Structured figure records:

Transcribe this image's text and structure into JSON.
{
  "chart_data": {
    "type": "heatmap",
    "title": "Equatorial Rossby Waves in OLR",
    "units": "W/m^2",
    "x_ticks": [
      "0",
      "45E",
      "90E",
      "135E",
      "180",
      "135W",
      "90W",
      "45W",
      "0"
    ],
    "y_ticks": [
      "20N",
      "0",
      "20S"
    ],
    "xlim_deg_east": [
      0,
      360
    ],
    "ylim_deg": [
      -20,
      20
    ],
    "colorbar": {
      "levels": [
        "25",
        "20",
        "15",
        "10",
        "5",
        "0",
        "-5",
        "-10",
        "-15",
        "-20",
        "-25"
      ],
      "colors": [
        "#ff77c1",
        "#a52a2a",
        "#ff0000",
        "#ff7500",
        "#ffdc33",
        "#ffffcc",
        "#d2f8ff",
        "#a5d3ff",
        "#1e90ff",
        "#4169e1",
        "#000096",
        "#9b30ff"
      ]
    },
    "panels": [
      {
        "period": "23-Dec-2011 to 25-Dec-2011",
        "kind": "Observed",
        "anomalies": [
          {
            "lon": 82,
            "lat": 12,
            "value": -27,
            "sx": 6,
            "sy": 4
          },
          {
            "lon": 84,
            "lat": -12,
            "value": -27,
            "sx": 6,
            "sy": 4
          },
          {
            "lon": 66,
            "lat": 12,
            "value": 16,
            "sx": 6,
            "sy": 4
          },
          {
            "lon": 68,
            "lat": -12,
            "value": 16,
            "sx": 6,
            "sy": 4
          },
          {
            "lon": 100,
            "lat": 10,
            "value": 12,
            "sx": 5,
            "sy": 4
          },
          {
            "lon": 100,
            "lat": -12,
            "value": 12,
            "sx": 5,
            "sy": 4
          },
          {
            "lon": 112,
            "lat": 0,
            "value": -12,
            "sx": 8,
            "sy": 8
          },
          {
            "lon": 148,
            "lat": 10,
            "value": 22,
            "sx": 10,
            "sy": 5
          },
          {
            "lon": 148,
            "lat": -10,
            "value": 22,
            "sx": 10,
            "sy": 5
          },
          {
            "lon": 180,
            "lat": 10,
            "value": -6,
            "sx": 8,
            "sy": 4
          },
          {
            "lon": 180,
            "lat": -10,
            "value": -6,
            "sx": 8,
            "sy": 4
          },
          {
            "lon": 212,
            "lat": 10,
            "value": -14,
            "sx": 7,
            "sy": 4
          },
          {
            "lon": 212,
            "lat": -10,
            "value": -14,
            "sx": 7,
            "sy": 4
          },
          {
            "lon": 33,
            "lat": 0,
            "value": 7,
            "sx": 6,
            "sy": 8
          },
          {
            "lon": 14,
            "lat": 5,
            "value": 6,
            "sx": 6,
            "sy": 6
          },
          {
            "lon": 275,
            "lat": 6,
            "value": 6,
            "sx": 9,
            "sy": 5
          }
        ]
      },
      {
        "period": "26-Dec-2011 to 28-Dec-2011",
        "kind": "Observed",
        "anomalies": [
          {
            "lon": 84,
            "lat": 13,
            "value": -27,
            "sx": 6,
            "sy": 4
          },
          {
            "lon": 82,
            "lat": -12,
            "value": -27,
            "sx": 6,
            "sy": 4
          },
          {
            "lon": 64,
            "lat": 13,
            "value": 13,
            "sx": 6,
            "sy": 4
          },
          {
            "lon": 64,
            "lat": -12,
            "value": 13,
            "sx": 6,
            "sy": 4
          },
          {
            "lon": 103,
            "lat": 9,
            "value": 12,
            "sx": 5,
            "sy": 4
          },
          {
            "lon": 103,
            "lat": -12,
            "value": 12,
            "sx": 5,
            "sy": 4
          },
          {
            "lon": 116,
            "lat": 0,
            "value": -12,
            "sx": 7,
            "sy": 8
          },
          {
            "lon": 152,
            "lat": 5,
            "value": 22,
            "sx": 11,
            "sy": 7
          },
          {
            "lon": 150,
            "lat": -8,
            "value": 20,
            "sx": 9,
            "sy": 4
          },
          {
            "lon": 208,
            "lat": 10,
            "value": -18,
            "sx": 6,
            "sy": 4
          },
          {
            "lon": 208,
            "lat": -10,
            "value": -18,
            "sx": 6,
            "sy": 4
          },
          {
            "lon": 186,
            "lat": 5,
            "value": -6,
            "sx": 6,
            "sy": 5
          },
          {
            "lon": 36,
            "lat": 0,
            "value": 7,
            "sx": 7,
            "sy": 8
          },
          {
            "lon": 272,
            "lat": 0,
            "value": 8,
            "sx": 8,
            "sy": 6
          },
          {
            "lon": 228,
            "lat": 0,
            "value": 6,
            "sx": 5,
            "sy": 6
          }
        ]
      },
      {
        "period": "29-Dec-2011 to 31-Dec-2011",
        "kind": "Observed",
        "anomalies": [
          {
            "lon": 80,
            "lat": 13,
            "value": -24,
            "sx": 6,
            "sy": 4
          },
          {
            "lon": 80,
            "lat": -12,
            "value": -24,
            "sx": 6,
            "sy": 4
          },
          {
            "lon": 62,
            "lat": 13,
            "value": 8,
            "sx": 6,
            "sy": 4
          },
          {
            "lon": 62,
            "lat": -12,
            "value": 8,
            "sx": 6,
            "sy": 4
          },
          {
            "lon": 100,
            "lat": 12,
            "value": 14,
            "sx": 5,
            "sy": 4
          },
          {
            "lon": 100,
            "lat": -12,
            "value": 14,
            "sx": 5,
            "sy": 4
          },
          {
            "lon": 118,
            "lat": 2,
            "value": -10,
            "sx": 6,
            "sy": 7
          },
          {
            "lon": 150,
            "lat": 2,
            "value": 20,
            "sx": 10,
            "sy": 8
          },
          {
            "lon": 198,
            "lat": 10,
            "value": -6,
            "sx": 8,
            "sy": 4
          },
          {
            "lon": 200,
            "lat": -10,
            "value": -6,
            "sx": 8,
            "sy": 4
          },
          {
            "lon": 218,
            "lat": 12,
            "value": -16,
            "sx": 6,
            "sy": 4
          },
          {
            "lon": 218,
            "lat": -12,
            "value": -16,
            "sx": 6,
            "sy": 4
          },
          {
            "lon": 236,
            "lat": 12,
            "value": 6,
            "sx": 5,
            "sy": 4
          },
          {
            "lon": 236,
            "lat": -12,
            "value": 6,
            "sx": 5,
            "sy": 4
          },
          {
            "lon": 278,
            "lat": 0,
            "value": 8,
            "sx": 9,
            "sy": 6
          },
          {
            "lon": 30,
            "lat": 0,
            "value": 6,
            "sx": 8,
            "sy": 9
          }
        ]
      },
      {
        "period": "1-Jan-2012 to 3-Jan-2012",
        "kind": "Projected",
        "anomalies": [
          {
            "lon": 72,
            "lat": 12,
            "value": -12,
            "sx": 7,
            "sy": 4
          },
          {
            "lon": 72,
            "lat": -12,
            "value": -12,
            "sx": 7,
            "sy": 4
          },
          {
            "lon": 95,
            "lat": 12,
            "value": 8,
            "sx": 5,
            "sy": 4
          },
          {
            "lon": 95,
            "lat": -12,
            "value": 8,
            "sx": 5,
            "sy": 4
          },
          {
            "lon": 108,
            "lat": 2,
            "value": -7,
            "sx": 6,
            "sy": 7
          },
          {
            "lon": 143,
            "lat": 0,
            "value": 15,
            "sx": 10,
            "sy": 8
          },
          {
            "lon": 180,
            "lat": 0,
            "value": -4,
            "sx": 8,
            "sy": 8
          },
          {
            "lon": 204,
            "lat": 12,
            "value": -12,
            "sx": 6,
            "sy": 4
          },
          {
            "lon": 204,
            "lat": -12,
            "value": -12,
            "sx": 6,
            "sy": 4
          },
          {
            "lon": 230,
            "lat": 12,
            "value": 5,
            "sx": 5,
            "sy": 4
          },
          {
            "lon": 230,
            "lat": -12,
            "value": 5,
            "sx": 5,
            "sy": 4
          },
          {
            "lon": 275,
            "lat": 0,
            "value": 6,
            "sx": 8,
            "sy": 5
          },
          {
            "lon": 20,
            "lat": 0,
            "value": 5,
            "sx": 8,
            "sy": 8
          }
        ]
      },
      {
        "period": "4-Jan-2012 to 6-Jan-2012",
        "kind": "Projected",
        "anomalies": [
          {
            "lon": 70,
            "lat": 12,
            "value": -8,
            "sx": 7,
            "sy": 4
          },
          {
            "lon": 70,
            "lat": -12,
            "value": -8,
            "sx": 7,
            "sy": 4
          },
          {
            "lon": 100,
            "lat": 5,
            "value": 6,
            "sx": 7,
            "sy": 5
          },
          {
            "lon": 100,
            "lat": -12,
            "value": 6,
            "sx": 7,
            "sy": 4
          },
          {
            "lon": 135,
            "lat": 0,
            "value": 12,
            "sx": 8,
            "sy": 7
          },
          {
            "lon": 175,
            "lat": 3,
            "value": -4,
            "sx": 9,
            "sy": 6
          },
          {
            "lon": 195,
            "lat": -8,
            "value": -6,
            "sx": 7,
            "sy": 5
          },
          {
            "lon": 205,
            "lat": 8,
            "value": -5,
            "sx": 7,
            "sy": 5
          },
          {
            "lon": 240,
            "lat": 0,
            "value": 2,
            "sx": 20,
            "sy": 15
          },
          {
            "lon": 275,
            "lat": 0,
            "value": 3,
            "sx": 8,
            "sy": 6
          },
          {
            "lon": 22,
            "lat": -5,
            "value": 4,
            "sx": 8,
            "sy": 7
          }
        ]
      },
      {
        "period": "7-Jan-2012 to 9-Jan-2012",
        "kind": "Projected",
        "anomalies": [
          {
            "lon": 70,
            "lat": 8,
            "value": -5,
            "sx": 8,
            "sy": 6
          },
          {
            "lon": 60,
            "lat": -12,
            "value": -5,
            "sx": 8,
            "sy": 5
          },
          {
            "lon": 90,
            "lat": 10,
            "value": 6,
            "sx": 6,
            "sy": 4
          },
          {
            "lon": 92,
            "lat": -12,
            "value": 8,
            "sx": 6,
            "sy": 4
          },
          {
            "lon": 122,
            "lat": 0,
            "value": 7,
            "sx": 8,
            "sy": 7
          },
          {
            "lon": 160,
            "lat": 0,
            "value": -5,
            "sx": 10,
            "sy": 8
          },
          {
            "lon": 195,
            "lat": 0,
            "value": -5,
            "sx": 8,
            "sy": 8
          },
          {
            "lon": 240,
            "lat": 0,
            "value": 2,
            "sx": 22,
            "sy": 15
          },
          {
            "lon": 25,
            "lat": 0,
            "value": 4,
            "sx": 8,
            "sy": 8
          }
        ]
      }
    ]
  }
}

**Job**
Which lines hold the word "period"? Show each one.

**Correct response**
        "period": "23-Dec-2011 to 25-Dec-2011",
        "period": "26-Dec-2011 to 28-Dec-2011",
        "period": "29-Dec-2011 to 31-Dec-2011",
        "period": "1-Jan-2012 to 3-Jan-2012",
        "period": "4-Jan-2012 to 6-Jan-2012",
        "period": "7-Jan-2012 to 9-Jan-2012",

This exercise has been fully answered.